[Source records]
##############################

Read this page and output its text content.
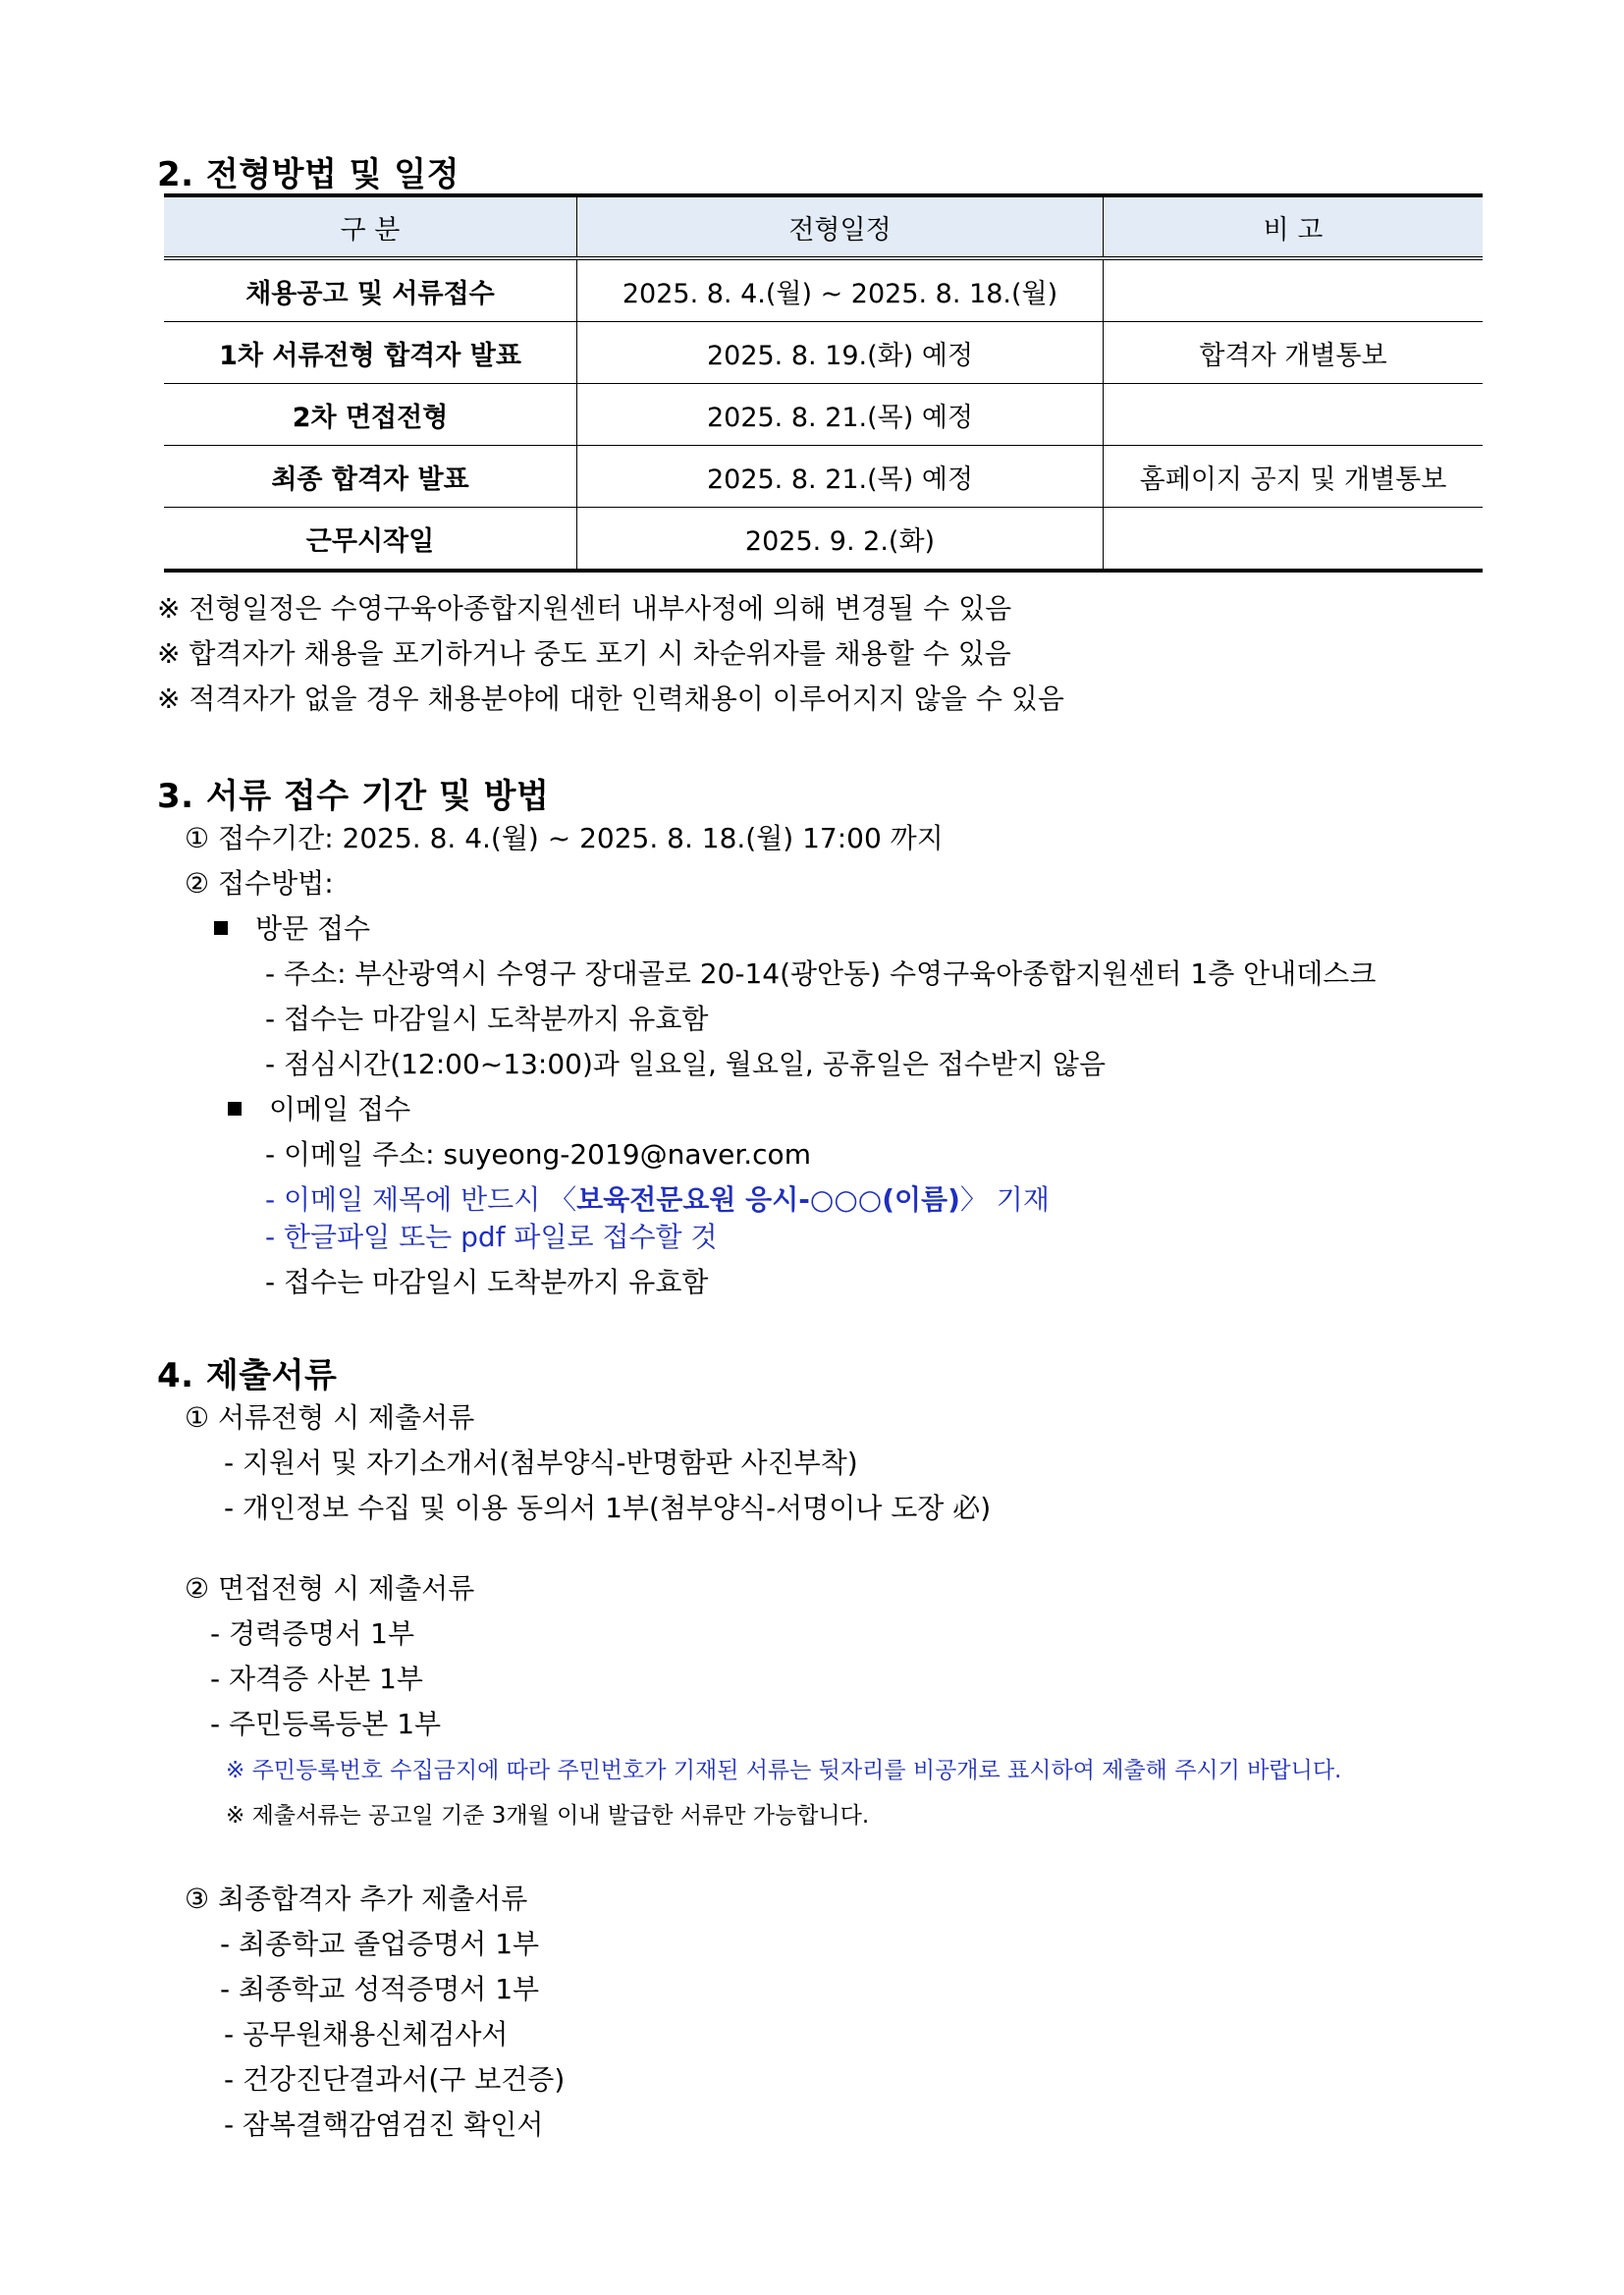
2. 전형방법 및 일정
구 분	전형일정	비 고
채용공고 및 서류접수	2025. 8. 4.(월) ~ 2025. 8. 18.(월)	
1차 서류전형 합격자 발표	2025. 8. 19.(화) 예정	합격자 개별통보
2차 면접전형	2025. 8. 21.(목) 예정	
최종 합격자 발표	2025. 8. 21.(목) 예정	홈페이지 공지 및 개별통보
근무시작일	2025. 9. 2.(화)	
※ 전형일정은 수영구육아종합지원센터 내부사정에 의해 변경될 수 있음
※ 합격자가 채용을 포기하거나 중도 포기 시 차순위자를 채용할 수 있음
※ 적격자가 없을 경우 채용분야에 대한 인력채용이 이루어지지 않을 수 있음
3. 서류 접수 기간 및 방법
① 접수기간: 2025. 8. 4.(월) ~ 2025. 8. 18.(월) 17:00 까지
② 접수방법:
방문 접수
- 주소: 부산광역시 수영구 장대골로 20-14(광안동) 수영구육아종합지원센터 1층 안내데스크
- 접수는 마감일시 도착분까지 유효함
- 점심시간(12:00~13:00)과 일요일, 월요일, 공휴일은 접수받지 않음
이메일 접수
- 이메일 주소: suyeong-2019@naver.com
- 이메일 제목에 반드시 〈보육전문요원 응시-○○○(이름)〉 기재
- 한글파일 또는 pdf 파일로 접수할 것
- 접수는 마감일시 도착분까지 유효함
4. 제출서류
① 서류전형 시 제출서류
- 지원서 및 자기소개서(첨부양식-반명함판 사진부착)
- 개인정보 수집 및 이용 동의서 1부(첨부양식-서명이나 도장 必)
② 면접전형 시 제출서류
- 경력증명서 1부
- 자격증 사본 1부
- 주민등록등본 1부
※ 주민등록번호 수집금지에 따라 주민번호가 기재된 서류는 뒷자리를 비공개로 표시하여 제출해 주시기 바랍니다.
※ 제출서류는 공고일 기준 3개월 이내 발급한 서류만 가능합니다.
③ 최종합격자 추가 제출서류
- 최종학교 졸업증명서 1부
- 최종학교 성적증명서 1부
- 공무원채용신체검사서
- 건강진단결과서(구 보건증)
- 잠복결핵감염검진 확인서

##############################

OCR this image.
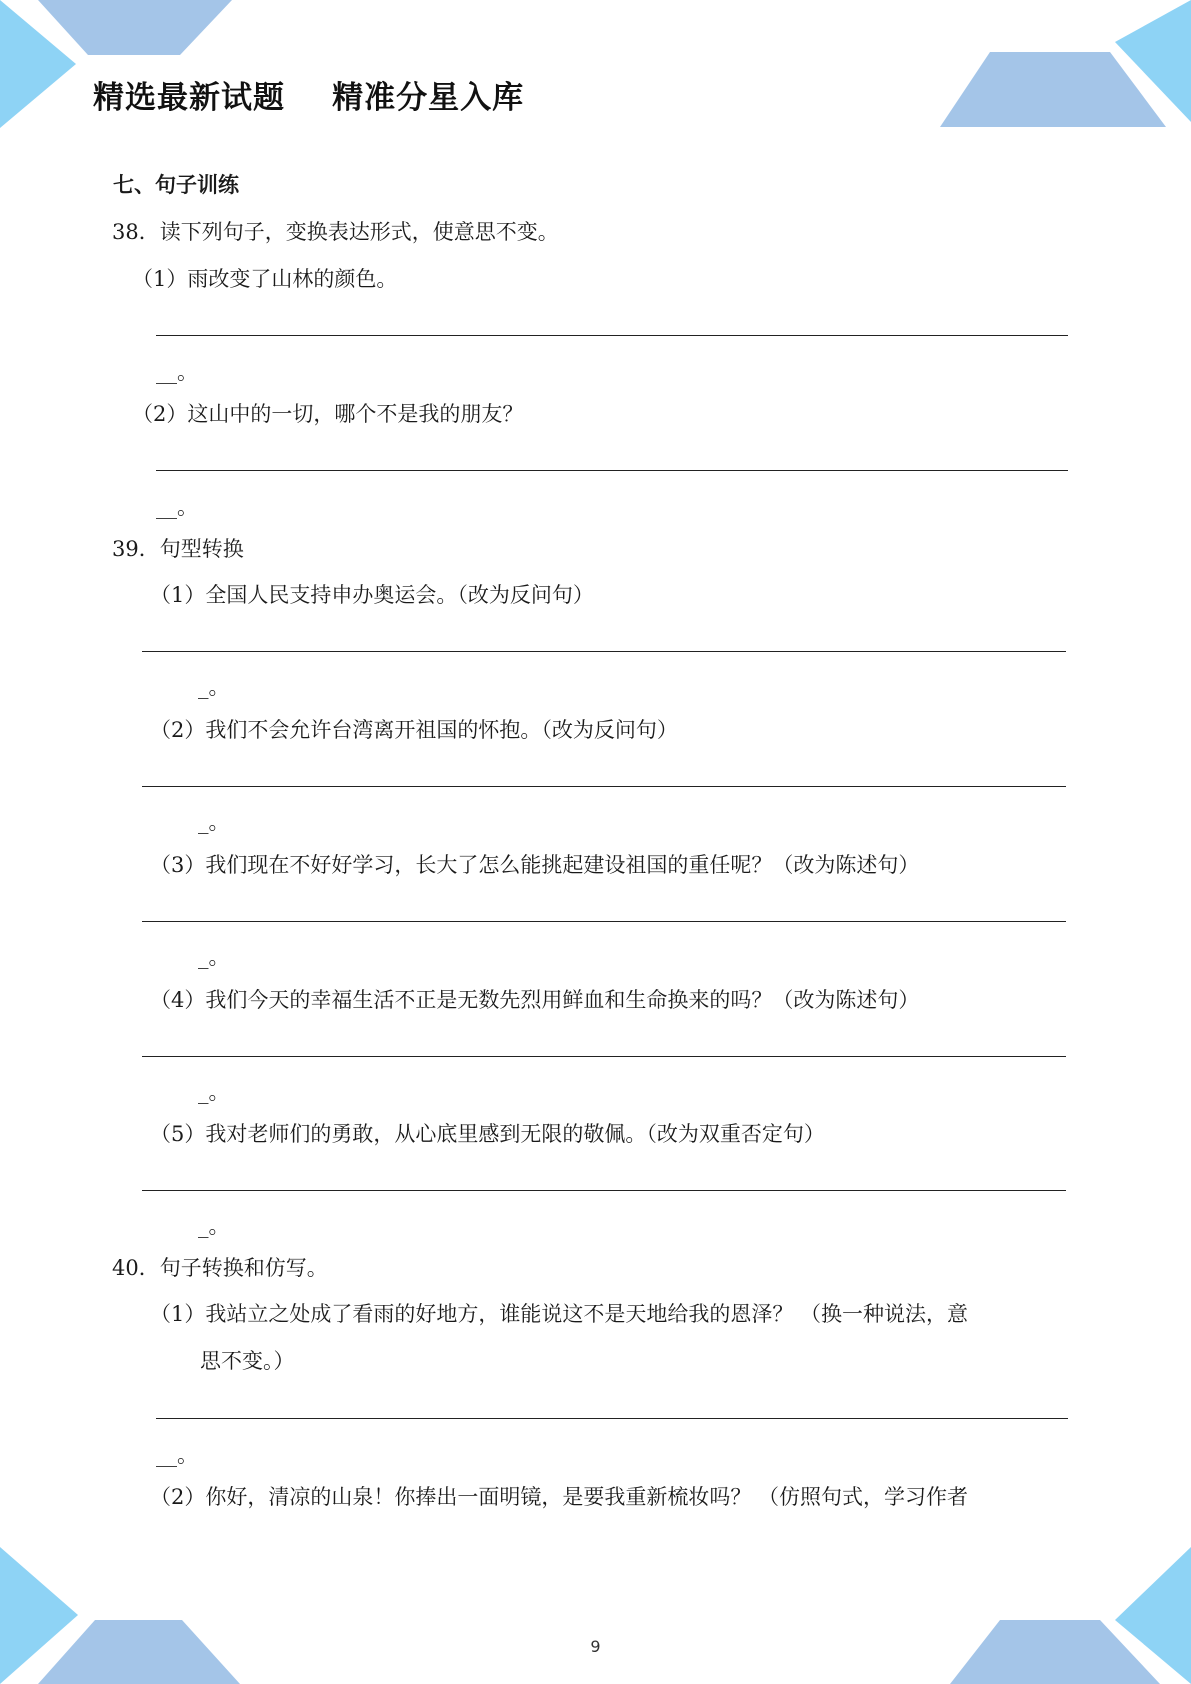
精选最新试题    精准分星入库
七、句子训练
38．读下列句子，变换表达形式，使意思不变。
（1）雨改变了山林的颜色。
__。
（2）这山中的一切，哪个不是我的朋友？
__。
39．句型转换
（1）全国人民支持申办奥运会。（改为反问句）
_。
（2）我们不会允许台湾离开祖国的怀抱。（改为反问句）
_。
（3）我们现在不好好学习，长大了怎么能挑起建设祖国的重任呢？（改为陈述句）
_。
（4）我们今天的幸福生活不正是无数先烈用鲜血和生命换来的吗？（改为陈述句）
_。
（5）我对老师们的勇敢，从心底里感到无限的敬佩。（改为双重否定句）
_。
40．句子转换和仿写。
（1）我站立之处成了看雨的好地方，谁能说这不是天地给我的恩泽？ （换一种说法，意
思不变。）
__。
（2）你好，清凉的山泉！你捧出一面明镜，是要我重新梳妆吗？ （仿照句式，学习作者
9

##############################

Return every line containing "서류전형".

WRITTEN ANSWER:
1차 서류전형 합격자 발표	2025. 8. 19.(화) 예정	합격자 개별통보
① 서류전형 시 제출서류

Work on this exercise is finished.